┌──

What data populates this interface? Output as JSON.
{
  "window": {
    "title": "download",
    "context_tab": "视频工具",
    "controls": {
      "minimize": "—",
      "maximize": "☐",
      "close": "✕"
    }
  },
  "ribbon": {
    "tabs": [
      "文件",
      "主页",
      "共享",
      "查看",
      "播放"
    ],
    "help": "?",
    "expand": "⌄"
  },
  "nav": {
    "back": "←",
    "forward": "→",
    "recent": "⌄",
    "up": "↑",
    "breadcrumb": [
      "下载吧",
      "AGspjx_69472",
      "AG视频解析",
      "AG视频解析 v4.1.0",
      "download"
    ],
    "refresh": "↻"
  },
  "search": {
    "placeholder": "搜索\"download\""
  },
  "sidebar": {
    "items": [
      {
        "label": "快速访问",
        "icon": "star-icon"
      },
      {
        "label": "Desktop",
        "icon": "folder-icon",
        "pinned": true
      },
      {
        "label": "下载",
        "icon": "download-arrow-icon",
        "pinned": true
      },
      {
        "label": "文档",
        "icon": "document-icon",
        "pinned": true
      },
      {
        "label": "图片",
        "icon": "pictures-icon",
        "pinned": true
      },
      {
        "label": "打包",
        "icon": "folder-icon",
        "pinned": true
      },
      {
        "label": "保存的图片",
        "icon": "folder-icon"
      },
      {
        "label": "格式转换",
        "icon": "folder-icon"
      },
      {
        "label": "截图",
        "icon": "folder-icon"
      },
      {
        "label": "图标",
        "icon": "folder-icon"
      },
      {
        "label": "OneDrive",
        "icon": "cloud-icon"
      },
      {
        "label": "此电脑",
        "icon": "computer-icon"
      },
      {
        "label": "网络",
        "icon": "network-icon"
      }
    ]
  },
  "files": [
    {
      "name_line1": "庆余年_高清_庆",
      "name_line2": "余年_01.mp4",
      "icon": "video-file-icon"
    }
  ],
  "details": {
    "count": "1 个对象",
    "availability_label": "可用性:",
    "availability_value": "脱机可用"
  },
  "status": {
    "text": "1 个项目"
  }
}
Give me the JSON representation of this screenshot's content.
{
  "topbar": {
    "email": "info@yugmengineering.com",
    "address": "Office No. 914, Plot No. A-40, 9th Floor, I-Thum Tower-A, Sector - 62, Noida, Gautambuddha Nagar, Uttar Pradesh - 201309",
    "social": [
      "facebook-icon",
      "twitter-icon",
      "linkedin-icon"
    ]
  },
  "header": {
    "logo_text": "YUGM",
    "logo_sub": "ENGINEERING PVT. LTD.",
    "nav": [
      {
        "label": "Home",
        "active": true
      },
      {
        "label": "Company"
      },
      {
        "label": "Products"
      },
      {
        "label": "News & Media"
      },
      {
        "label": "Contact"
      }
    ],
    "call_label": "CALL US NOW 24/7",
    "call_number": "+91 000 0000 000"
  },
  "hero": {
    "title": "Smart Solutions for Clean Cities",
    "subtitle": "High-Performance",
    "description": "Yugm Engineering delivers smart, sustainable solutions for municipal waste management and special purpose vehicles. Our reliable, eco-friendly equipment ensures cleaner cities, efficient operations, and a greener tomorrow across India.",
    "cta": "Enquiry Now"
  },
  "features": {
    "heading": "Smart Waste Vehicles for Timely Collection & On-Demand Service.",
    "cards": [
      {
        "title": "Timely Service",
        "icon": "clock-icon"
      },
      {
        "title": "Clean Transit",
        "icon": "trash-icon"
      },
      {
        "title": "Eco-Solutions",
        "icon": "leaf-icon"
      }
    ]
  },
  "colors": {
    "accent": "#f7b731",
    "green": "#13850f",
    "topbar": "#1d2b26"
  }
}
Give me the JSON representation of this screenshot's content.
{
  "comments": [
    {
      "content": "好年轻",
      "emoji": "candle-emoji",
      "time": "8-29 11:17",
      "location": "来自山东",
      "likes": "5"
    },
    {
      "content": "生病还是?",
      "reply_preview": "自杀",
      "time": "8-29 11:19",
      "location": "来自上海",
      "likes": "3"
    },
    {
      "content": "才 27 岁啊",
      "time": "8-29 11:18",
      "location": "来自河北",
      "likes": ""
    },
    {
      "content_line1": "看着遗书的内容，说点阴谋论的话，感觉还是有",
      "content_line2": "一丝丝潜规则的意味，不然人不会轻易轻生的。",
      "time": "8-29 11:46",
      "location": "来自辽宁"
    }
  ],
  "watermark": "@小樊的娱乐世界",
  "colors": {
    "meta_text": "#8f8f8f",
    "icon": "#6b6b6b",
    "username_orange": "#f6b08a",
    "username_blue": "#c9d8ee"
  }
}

└──

The records above should be restated word for word, please.

What data populates this interface? Output as JSON.
{
  "window": {
    "title": "download",
    "context_tab": "视频工具",
    "controls": {
      "minimize": "—",
      "maximize": "☐",
      "close": "✕"
    }
  },
  "ribbon": {
    "tabs": [
      "文件",
      "主页",
      "共享",
      "查看",
      "播放"
    ],
    "help": "?",
    "expand": "⌄"
  },
  "nav": {
    "back": "←",
    "forward": "→",
    "recent": "⌄",
    "up": "↑",
    "breadcrumb": [
      "下载吧",
      "AGspjx_69472",
      "AG视频解析",
      "AG视频解析 v4.1.0",
      "download"
    ],
    "refresh": "↻"
  },
  "search": {
    "placeholder": "搜索\"download\""
  },
  "sidebar": {
    "items": [
      {
        "label": "快速访问",
        "icon": "star-icon"
      },
      {
        "label": "Desktop",
        "icon": "folder-icon",
        "pinned": true
      },
      {
        "label": "下载",
        "icon": "download-arrow-icon",
        "pinned": true
      },
      {
        "label": "文档",
        "icon": "document-icon",
        "pinned": true
      },
      {
        "label": "图片",
        "icon": "pictures-icon",
        "pinned": true
      },
      {
        "label": "打包",
        "icon": "folder-icon",
        "pinned": true
      },
      {
        "label": "保存的图片",
        "icon": "folder-icon"
      },
      {
        "label": "格式转换",
        "icon": "folder-icon"
      },
      {
        "label": "截图",
        "icon": "folder-icon"
      },
      {
        "label": "图标",
        "icon": "folder-icon"
      },
      {
        "label": "OneDrive",
        "icon": "cloud-icon"
      },
      {
        "label": "此电脑",
        "icon": "computer-icon"
      },
      {
        "label": "网络",
        "icon": "network-icon"
      }
    ]
  },
  "files": [
    {
      "name_line1": "庆余年_高清_庆",
      "name_line2": "余年_01.mp4",
      "icon": "video-file-icon"
    }
  ],
  "details": {
    "count": "1 个对象",
    "availability_label": "可用性:",
    "availability_value": "脱机可用"
  },
  "status": {
    "text": "1 个项目"
  }
}
Give me the JSON representation of this screenshot's content.
{
  "topbar": {
    "email": "info@yugmengineering.com",
    "address": "Office No. 914, Plot No. A-40, 9th Floor, I-Thum Tower-A, Sector - 62, Noida, Gautambuddha Nagar, Uttar Pradesh - 201309",
    "social": [
      "facebook-icon",
      "twitter-icon",
      "linkedin-icon"
    ]
  },
  "header": {
    "logo_text": "YUGM",
    "logo_sub": "ENGINEERING PVT. LTD.",
    "nav": [
      {
        "label": "Home",
        "active": true
      },
      {
        "label": "Company"
      },
      {
        "label": "Products"
      },
      {
        "label": "News & Media"
      },
      {
        "label": "Contact"
      }
    ],
    "call_label": "CALL US NOW 24/7",
    "call_number": "+91 000 0000 000"
  },
  "hero": {
    "title": "Smart Solutions for Clean Cities",
    "subtitle": "High-Performance",
    "description": "Yugm Engineering delivers smart, sustainable solutions for municipal waste management and special purpose vehicles. Our reliable, eco-friendly equipment ensures cleaner cities, efficient operations, and a greener tomorrow across India.",
    "cta": "Enquiry Now"
  },
  "features": {
    "heading": "Smart Waste Vehicles for Timely Collection & On-Demand Service.",
    "cards": [
      {
        "title": "Timely Service",
        "icon": "clock-icon"
      },
      {
        "title": "Clean Transit",
        "icon": "trash-icon"
      },
      {
        "title": "Eco-Solutions",
        "icon": "leaf-icon"
      }
    ]
  },
  "colors": {
    "accent": "#f7b731",
    "green": "#13850f",
    "topbar": "#1d2b26"
  }
}
Give me the JSON representation of this screenshot's content.
{
  "comments": [
    {
      "content": "好年轻",
      "emoji": "candle-emoji",
      "time": "8-29 11:17",
      "location": "来自山东",
      "likes": "5"
    },
    {
      "content": "生病还是?",
      "reply_preview": "自杀",
      "time": "8-29 11:19",
      "location": "来自上海",
      "likes": "3"
    },
    {
      "content": "才 27 岁啊",
      "time": "8-29 11:18",
      "location": "来自河北",
      "likes": ""
    },
    {
      "content_line1": "看着遗书的内容，说点阴谋论的话，感觉还是有",
      "content_line2": "一丝丝潜规则的意味，不然人不会轻易轻生的。",
      "time": "8-29 11:46",
      "location": "来自辽宁"
    }
  ],
  "watermark": "@小樊的娱乐世界",
  "colors": {
    "meta_text": "#8f8f8f",
    "icon": "#6b6b6b",
    "username_orange": "#f6b08a",
    "username_blue": "#c9d8ee"
  }
}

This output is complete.